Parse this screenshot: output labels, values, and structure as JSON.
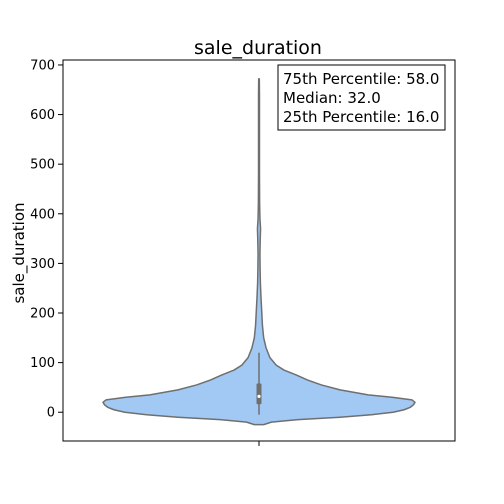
{
  "chart_data": {
    "type": "violin",
    "title": "sale_duration",
    "xlabel": "",
    "ylabel": "sale_duration",
    "ylim": [
      -58,
      710
    ],
    "yticks": [
      0,
      100,
      200,
      300,
      400,
      500,
      600,
      700
    ],
    "grid": false,
    "fill_color": "#a1c9f4",
    "outline_color": "#6f6f6f",
    "box": {
      "whisker_low": -5,
      "q1": 16.0,
      "median": 32.0,
      "q3": 58.0,
      "whisker_high": 120
    },
    "density_profile": [
      {
        "y": -25,
        "width": 0.03
      },
      {
        "y": -20,
        "width": 0.08
      },
      {
        "y": -15,
        "width": 0.25
      },
      {
        "y": -10,
        "width": 0.52
      },
      {
        "y": -5,
        "width": 0.72
      },
      {
        "y": 0,
        "width": 0.86
      },
      {
        "y": 5,
        "width": 0.93
      },
      {
        "y": 10,
        "width": 0.97
      },
      {
        "y": 15,
        "width": 0.99
      },
      {
        "y": 20,
        "width": 1.0
      },
      {
        "y": 25,
        "width": 0.98
      },
      {
        "y": 30,
        "width": 0.86
      },
      {
        "y": 35,
        "width": 0.7
      },
      {
        "y": 45,
        "width": 0.52
      },
      {
        "y": 55,
        "width": 0.4
      },
      {
        "y": 65,
        "width": 0.31
      },
      {
        "y": 75,
        "width": 0.24
      },
      {
        "y": 85,
        "width": 0.16
      },
      {
        "y": 95,
        "width": 0.11
      },
      {
        "y": 110,
        "width": 0.07
      },
      {
        "y": 130,
        "width": 0.045
      },
      {
        "y": 150,
        "width": 0.03
      },
      {
        "y": 175,
        "width": 0.022
      },
      {
        "y": 200,
        "width": 0.018
      },
      {
        "y": 230,
        "width": 0.013
      },
      {
        "y": 260,
        "width": 0.009
      },
      {
        "y": 290,
        "width": 0.007
      },
      {
        "y": 320,
        "width": 0.006
      },
      {
        "y": 350,
        "width": 0.008
      },
      {
        "y": 370,
        "width": 0.01
      },
      {
        "y": 390,
        "width": 0.006
      },
      {
        "y": 420,
        "width": 0.004
      },
      {
        "y": 480,
        "width": 0.003
      },
      {
        "y": 560,
        "width": 0.003
      },
      {
        "y": 640,
        "width": 0.003
      },
      {
        "y": 672,
        "width": 0.002
      }
    ],
    "annotations": {
      "q3_label": "75th Percentile: 58.0",
      "median_label": "Median: 32.0",
      "q1_label": "25th Percentile: 16.0"
    }
  }
}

**GIVEN EXERCISE**: Return only the count of lines in the records that hold the word "Percentile".

**SOLUTION FOR THIS EXERCISE**: 2